Textauszug:
_ _ _

# Miniteich?



## Noena (18. Aug. 2009)

Hallo, 

bin neu hier und habe einige Fragen zum Miniteich. 
Vor ein paar Monaten habe ich ein Garten übernommen mit einem naja Wasserloch. Diesen würde ich gerne zu einem kleinen Teich gestalten der zumindest naturnah aussieht. Ich möchte keine Fische, der Teich soll als Trinkstelle für meine Katzen dienen sowie für andere Tiere und natürlich schön aussehen. Jetzt meine erste Frage:

1. Die Maße betragen 1,90 x 1,25 x 0,46 m B/L/H 
Handelt es sich überhaupt um einen Miniteich?

2. Lohnt es sich diesen noch einzurichten? Also ich meine in diesem Jahr? Hatte gelesen, dass man Miniteiche im Winter entleeren soll...

3. Muss ich diesen Teich im Winter entleeren? Und was wäre dann mit den Wasserpflanzen?

4. Welche Pflanzen würdet ihr denn vorschlagen? Mir wären am liebsten unempfindliche und welche die den heimischen Tieren nützen.

5. Welches Substrat würdet ihr vorschlagen? Habe hier gelesen, dass Teicherde nicht zu empfehlen ist. Stattdessen Verlegesand und Kies. Wie hoch müsste denn die Schicht am Boden betragen? Mein Teich ist ja leider nur 46 cm tief.

6. Das Ufer habe ich bereits gestaltet (siehe Fotos). Ja wahrscheinlich hätte ich das zuletzt machen sollen, aber das war so eine spontane idee 

Ah ja und dann hatte ich mir noch einen Filter angeschaut von Oase. Das Model 5000 UVC Unterwasserfilter. Kennt ihn jemand und kann mir den empfehlen?

_ _ _

Gegebene Angaben:
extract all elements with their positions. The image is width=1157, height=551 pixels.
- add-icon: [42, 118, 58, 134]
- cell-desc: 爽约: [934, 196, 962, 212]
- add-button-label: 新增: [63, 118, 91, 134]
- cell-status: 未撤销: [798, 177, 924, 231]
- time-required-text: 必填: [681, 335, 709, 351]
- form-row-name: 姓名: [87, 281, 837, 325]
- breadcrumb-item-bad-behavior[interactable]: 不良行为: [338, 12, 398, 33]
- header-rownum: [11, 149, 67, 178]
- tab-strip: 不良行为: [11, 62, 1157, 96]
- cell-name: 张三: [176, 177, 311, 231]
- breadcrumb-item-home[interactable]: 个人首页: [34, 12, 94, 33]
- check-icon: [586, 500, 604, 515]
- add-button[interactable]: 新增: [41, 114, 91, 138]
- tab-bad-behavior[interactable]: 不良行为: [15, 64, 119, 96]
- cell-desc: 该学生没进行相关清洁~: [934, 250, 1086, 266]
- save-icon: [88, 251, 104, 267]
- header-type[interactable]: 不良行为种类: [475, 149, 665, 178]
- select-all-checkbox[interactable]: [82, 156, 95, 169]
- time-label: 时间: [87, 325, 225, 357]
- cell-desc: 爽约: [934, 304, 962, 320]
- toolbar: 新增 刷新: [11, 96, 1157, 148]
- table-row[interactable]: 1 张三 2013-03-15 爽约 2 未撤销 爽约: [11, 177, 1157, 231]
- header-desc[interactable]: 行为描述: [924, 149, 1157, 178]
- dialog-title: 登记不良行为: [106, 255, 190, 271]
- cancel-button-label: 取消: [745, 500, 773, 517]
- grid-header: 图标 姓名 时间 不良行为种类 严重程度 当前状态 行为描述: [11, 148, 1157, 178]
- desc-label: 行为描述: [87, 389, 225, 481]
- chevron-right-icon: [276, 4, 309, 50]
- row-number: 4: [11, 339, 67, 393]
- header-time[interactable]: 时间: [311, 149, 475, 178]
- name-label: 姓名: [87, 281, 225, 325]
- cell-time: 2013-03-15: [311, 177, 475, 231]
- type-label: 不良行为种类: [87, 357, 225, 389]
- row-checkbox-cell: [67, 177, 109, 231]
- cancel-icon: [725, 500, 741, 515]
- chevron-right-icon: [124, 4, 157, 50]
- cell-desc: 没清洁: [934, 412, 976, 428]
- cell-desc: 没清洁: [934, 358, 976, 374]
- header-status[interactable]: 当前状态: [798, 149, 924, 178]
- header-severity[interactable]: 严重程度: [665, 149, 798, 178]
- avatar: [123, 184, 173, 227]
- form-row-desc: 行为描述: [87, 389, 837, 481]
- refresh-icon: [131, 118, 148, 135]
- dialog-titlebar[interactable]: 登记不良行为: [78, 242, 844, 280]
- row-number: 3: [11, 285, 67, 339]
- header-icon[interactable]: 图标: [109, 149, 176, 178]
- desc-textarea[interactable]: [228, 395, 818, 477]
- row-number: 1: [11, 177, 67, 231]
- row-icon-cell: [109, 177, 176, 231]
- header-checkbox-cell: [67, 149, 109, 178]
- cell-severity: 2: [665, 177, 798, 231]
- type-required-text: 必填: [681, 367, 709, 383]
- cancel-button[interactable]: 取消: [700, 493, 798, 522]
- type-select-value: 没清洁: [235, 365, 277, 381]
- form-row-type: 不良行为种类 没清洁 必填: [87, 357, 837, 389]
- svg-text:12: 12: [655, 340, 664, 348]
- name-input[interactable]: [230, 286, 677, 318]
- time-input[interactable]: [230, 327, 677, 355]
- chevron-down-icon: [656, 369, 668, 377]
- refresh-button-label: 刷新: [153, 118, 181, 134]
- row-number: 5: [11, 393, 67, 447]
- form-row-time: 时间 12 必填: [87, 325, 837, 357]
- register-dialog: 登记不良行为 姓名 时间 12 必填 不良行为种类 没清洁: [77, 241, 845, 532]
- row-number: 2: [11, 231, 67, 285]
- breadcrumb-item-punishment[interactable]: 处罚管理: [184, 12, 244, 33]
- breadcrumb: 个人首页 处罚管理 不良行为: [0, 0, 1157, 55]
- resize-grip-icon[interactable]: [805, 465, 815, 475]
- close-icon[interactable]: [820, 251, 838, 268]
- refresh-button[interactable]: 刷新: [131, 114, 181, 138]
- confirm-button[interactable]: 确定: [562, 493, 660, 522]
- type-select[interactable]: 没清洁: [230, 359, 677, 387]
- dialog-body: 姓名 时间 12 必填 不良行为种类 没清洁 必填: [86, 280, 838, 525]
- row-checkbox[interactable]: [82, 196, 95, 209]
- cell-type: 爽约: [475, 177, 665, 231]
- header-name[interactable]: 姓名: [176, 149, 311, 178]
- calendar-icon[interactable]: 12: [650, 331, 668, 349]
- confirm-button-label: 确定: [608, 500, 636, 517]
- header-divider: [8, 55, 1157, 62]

_ _ _

Aufgaben:
(a) Gib den Textauszug zum Miniteich von „3. Muss ich“ bis einschließlich „heimischen Tieren nützen.“ erneut wieder und tausche dabei „Wasserpflanzen“ gegen „Teichpflanzen“ aus.
(b) Setze den Textauszug zum Miniteich im Anschluss an seinen letzten Satz fort.
Die Zeilen haben mit dem Textauszug zum Miniteich nichts zu tun.

Lösungen:
(a)
3. Muss ich diesen Teich im Winter entleeren? Und was wäre dann mit den Teichpflanzen?

4. Welche Pflanzen würdet ihr denn vorschlagen? Mir wären am liebsten unempfindliche und welche die den heimischen Tieren nützen.

(b)
LG Noena


----------



## heiko-rech (18. Aug. 2009)

*AW: Miniteich?*

Hallo,


Noena schrieb:


> 3. Muss ich diesen Teich im Winter entleeren? Und was wäre dann mit den Wasserpflanzen?


Bei mir hat die __ Sumpfdotterblume, __ Wasserpest (stirbt ab und kommt wieder) die __ Iris und die Seerose roblemlos überlebt. Tiefe des Minis war gerade mal 40cm. Ich heb weder was ausgeräumt noch sonst irgendwelche Vorbereitungen getroffen. Lediglich die Seerose habe ich komplett gestutzt. 

Viele einheimische Pflanzen sind Winterhart und einige können sogar komplett einfrieren.

Leider kann ich dir die genauen Pflanzennamen nicht mehr sagen.

Als Tip: Bei Amazon gibt es derzeit das Buch "Wasserpflanzen für den Garten" als Restexemplar für 4,99. Ich habe es mir gekauft und finde es sehr gut.

Gruß

Heiko


----------



## Christine (18. Aug. 2009)

*AW: Miniteich?*

Hallo Noena,

herzlich :Willkommen2 bei uns am Miniteich!



Noena schrieb:


> 1. Die Maße betragen 1,90 x 1,25 x 0,46 m B/L/H
> Handelt es sich überhaupt um einen Miniteich?



Ja, das ist ein größerer Miniteich.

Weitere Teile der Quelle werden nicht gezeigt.